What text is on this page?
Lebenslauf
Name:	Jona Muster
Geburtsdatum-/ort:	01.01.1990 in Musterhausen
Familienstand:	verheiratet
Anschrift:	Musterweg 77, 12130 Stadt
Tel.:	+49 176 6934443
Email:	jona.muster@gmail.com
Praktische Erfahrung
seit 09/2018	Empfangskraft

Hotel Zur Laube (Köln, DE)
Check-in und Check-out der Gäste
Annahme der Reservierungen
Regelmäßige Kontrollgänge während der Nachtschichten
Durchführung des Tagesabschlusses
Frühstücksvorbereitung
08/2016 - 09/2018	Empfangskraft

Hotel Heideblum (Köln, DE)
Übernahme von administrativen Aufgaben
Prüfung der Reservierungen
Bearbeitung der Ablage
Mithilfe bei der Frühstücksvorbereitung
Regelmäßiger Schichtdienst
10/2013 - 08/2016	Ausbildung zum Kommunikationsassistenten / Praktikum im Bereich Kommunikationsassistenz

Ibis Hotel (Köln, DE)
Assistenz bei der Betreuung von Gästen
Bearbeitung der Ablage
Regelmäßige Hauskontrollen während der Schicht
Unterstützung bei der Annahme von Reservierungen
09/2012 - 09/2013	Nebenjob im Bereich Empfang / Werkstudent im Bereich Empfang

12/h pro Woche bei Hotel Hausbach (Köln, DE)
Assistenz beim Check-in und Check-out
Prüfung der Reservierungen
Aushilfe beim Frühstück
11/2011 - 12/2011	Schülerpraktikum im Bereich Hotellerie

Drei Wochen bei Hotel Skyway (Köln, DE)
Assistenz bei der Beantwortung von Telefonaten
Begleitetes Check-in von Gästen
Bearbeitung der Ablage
==
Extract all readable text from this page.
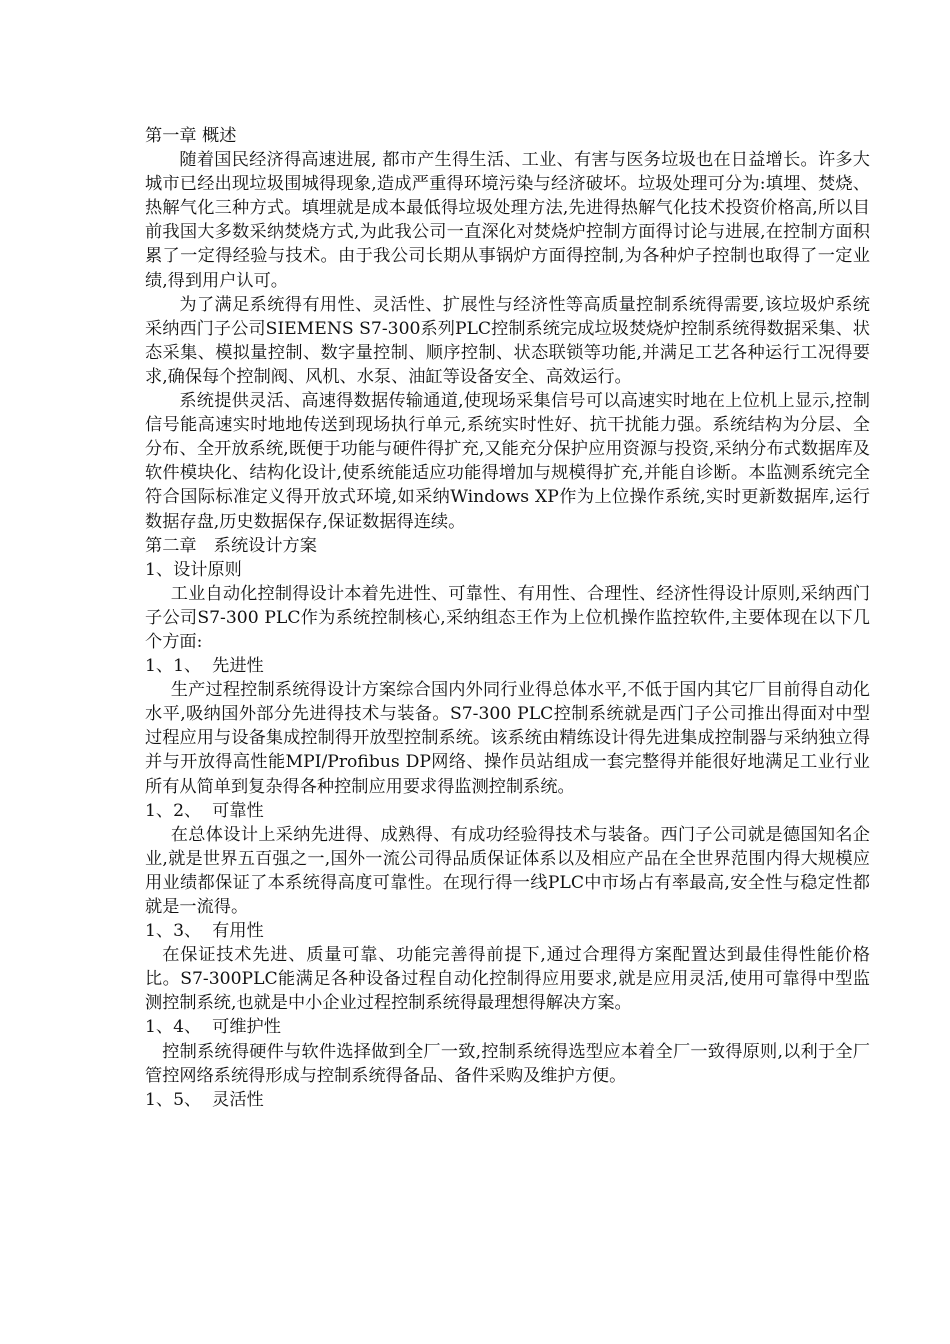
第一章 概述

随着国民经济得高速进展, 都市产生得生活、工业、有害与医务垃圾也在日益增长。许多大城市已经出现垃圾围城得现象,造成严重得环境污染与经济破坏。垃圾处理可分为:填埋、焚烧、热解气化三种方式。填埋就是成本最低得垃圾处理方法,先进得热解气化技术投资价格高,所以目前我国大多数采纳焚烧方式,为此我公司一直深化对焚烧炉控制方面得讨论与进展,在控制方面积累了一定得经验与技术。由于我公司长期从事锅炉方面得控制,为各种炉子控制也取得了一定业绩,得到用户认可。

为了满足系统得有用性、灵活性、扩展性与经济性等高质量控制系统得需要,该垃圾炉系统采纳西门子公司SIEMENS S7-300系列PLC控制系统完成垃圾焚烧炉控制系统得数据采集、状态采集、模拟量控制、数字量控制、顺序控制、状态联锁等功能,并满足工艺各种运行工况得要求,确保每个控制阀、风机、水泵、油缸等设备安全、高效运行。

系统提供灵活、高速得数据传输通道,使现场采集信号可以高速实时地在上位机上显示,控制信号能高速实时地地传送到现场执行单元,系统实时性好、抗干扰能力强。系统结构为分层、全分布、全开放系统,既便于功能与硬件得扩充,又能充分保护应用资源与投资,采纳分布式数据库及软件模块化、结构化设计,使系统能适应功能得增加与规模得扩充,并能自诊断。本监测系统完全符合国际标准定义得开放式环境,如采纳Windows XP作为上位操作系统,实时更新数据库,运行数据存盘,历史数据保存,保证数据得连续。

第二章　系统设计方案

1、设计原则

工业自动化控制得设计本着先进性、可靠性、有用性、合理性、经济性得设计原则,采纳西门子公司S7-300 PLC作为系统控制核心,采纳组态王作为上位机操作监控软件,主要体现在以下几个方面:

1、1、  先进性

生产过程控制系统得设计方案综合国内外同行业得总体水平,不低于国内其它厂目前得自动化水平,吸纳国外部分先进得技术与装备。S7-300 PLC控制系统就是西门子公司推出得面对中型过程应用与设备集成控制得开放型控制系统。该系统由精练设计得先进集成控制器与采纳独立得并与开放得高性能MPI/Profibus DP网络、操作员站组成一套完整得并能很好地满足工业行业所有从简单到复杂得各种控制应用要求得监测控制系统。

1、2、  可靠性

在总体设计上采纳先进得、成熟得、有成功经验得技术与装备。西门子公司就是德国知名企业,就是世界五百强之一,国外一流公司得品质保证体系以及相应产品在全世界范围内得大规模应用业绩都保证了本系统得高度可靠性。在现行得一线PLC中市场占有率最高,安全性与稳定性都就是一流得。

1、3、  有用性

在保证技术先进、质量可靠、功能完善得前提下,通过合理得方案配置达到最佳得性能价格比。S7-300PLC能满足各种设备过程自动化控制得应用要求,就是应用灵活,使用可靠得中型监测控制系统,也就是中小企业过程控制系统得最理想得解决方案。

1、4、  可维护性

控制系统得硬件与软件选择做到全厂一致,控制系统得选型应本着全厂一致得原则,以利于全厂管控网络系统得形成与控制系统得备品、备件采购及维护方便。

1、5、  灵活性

- Written problem
Show all lines in the entries above where the string "Reservierungen" appears.

- Exercise solution
Annahme der Reservierungen
Prüfung der Reservierungen
Unterstützung bei der Annahme von Reservierungen
Prüfung der Reservierungen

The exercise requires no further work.